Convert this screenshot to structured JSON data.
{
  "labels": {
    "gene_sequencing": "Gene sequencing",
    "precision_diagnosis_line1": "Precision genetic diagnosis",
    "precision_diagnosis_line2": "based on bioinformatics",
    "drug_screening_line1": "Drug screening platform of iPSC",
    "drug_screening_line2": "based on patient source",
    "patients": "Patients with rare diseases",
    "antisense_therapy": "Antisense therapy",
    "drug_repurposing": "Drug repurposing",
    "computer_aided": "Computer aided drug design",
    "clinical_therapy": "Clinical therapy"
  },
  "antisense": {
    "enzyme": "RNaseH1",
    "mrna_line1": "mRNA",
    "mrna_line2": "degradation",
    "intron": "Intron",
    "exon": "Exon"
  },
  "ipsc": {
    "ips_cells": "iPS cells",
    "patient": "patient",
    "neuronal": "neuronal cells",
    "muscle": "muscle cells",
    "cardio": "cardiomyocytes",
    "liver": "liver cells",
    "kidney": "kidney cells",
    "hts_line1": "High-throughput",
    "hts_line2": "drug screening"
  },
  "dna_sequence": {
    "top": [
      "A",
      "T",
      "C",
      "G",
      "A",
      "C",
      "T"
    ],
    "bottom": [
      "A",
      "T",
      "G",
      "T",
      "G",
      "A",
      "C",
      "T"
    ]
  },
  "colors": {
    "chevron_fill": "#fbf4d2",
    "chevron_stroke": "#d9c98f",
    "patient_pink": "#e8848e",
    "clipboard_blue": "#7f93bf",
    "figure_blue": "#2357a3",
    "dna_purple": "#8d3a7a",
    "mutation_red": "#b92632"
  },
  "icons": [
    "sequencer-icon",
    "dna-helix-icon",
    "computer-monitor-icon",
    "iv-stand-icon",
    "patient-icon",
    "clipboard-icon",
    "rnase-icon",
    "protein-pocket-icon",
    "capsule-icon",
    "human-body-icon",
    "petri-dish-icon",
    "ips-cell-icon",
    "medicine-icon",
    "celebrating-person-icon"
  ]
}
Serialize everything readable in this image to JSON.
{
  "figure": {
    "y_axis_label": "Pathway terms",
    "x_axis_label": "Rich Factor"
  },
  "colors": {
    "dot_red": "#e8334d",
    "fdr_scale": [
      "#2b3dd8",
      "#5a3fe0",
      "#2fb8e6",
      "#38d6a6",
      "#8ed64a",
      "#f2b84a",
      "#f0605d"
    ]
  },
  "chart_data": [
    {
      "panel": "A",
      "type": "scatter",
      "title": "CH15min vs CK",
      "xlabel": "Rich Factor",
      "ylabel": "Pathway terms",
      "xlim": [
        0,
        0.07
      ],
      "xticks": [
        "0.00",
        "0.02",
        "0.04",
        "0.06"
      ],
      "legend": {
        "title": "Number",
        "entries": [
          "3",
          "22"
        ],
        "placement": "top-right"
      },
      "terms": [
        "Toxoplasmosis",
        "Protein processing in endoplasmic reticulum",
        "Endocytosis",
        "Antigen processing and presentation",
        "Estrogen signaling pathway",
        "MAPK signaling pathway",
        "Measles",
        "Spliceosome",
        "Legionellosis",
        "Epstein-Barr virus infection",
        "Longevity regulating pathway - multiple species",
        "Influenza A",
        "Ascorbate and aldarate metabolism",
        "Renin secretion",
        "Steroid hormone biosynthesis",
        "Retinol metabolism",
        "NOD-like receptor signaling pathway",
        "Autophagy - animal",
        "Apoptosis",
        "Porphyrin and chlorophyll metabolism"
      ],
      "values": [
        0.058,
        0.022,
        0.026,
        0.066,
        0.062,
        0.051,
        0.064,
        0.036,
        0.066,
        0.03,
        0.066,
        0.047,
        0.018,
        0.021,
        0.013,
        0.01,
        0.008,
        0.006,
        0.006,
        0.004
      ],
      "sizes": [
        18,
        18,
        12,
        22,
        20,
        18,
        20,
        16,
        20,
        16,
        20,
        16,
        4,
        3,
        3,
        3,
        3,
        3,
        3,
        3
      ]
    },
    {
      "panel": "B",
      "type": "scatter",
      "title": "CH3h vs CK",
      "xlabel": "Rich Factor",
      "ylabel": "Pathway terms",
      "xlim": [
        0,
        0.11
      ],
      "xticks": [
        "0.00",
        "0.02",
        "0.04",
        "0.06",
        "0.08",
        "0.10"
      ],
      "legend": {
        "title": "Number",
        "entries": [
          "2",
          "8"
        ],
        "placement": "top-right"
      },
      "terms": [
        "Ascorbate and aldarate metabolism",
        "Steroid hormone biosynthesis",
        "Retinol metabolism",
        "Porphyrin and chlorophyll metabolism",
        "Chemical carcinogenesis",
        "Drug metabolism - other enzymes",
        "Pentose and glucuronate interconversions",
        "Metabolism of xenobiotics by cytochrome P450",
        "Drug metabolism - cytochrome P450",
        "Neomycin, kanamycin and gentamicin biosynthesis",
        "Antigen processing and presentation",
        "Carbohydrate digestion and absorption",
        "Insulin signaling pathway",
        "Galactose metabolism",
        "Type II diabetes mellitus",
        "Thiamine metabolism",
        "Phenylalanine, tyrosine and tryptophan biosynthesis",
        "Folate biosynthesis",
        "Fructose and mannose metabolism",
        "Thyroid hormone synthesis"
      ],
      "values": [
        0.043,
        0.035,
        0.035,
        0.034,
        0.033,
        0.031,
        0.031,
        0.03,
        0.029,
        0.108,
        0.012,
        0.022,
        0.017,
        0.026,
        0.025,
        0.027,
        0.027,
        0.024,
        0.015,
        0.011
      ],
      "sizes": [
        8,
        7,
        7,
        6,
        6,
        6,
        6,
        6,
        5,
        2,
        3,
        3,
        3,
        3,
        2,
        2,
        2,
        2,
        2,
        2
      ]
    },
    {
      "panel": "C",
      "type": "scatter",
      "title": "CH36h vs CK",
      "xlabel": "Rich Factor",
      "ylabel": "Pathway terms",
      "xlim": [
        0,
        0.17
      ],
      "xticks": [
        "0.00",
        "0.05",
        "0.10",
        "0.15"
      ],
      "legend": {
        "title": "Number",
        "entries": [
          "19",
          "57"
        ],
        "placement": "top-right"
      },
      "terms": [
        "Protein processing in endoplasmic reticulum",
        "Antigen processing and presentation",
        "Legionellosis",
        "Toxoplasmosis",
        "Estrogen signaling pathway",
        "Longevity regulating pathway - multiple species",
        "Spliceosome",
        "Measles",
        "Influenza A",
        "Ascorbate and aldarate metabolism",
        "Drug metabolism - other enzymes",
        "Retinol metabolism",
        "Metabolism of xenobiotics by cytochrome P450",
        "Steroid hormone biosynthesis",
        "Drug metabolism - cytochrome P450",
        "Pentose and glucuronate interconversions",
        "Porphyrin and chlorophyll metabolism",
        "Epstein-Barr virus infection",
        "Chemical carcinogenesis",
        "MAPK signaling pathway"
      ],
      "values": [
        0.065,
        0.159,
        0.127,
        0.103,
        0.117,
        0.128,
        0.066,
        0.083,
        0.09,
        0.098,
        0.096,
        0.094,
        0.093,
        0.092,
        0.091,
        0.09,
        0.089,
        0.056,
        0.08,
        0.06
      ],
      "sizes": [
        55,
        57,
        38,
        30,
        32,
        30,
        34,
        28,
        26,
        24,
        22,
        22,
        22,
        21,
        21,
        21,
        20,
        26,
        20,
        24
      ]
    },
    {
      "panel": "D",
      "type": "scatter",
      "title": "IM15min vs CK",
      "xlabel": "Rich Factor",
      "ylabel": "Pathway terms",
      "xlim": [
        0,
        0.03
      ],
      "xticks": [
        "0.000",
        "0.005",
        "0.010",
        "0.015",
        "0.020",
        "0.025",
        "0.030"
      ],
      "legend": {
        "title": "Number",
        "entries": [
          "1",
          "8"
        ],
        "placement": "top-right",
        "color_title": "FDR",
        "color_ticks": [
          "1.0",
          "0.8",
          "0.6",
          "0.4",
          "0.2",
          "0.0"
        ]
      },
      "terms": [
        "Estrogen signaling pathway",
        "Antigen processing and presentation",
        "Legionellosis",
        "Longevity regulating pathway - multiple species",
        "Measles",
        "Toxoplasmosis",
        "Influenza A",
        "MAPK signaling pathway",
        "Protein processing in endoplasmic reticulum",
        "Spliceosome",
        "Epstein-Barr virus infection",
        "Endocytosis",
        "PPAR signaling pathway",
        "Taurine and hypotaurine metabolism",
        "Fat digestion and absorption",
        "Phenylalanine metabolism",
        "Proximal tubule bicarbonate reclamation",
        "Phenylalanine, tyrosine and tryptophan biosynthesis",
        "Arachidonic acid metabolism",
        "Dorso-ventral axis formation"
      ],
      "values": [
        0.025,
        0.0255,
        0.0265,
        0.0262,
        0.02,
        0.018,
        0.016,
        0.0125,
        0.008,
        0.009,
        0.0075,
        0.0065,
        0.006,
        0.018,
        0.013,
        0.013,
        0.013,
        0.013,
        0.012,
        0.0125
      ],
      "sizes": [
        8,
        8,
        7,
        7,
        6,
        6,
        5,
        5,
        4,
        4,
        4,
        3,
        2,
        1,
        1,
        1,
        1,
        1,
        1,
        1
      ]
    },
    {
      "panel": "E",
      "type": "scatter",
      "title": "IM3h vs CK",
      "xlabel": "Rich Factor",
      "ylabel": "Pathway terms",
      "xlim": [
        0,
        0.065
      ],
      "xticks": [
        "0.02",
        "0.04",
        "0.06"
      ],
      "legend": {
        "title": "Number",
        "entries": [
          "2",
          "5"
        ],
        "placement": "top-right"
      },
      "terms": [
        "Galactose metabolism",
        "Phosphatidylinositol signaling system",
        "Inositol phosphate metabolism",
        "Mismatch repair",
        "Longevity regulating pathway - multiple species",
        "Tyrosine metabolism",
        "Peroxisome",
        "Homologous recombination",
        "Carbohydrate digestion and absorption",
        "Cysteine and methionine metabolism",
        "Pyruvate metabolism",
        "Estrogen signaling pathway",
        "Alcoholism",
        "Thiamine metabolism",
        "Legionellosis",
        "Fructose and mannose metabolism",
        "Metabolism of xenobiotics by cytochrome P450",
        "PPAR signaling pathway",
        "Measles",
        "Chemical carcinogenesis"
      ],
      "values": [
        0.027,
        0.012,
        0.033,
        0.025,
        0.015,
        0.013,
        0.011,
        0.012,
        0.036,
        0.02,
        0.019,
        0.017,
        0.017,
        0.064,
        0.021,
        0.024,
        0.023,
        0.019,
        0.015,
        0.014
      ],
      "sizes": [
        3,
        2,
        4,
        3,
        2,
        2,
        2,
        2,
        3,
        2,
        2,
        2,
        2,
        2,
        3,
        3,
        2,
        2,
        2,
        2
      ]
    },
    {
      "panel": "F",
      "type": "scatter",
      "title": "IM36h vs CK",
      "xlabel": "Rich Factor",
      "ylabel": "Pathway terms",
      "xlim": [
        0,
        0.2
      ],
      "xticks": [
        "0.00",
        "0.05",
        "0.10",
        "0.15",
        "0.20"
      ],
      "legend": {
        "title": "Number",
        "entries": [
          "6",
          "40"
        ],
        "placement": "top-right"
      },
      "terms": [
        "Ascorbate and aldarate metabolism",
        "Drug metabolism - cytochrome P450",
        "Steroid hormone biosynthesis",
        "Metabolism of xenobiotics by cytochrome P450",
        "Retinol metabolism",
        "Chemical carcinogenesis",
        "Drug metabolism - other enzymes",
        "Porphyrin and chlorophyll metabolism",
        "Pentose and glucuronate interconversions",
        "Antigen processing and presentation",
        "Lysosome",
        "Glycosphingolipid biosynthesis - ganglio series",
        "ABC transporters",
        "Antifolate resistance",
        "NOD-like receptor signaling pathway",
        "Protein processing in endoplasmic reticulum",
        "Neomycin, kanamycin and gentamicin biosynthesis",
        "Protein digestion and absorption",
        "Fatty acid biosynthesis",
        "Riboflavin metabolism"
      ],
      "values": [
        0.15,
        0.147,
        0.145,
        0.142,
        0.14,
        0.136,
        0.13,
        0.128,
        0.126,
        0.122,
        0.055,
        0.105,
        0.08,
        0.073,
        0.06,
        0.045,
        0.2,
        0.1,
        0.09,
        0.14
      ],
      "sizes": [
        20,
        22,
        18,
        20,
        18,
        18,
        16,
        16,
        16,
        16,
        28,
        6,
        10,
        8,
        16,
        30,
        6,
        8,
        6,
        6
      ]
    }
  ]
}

★ ★ ★

Which lines of the data contain the string "digestion"? Copy each one.

_SOLVED PROBLEM_:
        "Carbohydrate digestion and absorption",
        "Fat digestion and absorption",
        "Carbohydrate digestion and absorption",
        "Protein digestion and absorption",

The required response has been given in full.